**Work to complete:**
Can you print every record below exactly as written?

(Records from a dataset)
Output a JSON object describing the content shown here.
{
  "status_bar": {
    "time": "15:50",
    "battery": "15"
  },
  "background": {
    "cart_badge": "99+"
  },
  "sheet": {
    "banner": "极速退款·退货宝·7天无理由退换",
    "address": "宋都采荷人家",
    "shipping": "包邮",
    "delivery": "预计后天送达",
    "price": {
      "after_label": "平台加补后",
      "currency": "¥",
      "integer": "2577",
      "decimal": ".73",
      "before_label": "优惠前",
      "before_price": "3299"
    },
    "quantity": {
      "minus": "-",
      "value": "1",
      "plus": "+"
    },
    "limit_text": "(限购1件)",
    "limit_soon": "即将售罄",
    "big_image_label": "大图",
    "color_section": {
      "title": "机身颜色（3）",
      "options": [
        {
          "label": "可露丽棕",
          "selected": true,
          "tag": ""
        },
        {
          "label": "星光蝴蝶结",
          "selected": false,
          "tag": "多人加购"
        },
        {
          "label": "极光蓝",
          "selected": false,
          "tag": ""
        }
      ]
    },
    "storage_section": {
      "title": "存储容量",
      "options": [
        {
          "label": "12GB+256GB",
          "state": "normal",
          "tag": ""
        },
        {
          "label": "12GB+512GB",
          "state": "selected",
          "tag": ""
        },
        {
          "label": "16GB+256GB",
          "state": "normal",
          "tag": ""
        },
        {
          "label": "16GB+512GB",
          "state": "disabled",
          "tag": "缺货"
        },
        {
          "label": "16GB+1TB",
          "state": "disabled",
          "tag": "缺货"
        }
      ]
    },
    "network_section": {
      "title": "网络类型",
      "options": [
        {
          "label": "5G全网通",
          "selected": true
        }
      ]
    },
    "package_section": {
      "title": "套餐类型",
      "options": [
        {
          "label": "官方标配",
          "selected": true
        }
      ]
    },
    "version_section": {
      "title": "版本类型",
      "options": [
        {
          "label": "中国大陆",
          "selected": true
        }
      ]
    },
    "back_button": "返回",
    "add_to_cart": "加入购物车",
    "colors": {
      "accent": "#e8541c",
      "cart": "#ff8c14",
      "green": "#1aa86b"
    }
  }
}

**Finished task:**
Output a JSON object describing the content shown here.
{
  "status_bar": {
    "time": "15:50",
    "battery": "15"
  },
  "background": {
    "cart_badge": "99+"
  },
  "sheet": {
    "banner": "极速退款·退货宝·7天无理由退换",
    "address": "宋都采荷人家",
    "shipping": "包邮",
    "delivery": "预计后天送达",
    "price": {
      "after_label": "平台加补后",
      "currency": "¥",
      "integer": "2577",
      "decimal": ".73",
      "before_label": "优惠前",
      "before_price": "3299"
    },
    "quantity": {
      "minus": "-",
      "value": "1",
      "plus": "+"
    },
    "limit_text": "(限购1件)",
    "limit_soon": "即将售罄",
    "big_image_label": "大图",
    "color_section": {
      "title": "机身颜色（3）",
      "options": [
        {
          "label": "可露丽棕",
          "selected": true,
          "tag": ""
        },
        {
          "label": "星光蝴蝶结",
          "selected": false,
          "tag": "多人加购"
        },
        {
          "label": "极光蓝",
          "selected": false,
          "tag": ""
        }
      ]
    },
    "storage_section": {
      "title": "存储容量",
      "options": [
        {
          "label": "12GB+256GB",
          "state": "normal",
          "tag": ""
        },
        {
          "label": "12GB+512GB",
          "state": "selected",
          "tag": ""
        },
        {
          "label": "16GB+256GB",
          "state": "normal",
          "tag": ""
        },
        {
          "label": "16GB+512GB",
          "state": "disabled",
          "tag": "缺货"
        },
        {
          "label": "16GB+1TB",
          "state": "disabled",
          "tag": "缺货"
        }
      ]
    },
    "network_section": {
      "title": "网络类型",
      "options": [
        {
          "label": "5G全网通",
          "selected": true
        }
      ]
    },
    "package_section": {
      "title": "套餐类型",
      "options": [
        {
          "label": "官方标配",
          "selected": true
        }
      ]
    },
    "version_section": {
      "title": "版本类型",
      "options": [
        {
          "label": "中国大陆",
          "selected": true
        }
      ]
    },
    "back_button": "返回",
    "add_to_cart": "加入购物车",
    "colors": {
      "accent": "#e8541c",
      "cart": "#ff8c14",
      "green": "#1aa86b"
    }
  }
}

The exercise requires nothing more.